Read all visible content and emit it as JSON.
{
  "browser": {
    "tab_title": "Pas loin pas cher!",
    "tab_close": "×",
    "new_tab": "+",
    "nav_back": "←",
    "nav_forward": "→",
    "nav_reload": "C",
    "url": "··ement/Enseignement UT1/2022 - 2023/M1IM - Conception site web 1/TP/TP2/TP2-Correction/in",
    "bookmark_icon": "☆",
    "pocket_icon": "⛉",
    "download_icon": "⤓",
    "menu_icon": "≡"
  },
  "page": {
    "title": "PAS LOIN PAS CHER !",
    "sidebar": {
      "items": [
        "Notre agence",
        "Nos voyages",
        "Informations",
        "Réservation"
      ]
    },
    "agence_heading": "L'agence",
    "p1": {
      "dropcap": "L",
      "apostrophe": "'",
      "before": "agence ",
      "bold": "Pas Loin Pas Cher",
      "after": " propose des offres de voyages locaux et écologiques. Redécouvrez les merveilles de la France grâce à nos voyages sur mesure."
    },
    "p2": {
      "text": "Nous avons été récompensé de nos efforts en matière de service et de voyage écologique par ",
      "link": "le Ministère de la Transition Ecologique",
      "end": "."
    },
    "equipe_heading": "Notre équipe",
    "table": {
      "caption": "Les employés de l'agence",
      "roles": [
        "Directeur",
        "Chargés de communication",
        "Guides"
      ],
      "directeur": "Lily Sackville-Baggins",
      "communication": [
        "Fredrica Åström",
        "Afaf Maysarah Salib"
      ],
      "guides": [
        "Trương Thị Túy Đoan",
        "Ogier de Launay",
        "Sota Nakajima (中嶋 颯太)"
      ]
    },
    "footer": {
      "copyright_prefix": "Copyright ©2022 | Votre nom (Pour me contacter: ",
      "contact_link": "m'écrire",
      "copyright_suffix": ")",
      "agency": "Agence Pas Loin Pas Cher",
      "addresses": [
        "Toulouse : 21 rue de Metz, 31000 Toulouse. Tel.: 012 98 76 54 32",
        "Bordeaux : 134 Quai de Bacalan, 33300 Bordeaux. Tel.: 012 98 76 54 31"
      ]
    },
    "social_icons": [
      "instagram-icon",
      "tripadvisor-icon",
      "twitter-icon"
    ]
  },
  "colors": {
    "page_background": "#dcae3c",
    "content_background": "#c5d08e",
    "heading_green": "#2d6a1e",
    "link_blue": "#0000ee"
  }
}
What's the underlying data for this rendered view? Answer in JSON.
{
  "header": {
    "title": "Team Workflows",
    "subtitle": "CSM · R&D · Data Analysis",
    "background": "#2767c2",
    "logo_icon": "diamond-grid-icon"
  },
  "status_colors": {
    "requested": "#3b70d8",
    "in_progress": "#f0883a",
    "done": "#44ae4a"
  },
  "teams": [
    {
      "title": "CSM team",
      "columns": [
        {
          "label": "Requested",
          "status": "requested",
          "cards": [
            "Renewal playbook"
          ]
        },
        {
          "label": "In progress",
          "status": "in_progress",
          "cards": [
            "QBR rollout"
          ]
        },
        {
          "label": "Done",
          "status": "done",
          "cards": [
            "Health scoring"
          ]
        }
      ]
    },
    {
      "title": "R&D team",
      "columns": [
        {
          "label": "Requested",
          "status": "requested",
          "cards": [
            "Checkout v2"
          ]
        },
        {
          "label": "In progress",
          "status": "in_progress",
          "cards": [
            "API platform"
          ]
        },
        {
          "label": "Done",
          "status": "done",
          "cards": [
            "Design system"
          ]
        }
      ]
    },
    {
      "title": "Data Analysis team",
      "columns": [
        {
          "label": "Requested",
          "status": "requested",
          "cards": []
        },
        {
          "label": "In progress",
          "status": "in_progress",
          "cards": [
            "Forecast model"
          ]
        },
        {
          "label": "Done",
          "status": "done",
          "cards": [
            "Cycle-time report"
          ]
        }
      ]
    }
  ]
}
======
▶ **REQUIRED WORK**: Give only the number of lines in the data that hold the string "communication".

▶ **SOLUTION FOR THIS TASK**: 2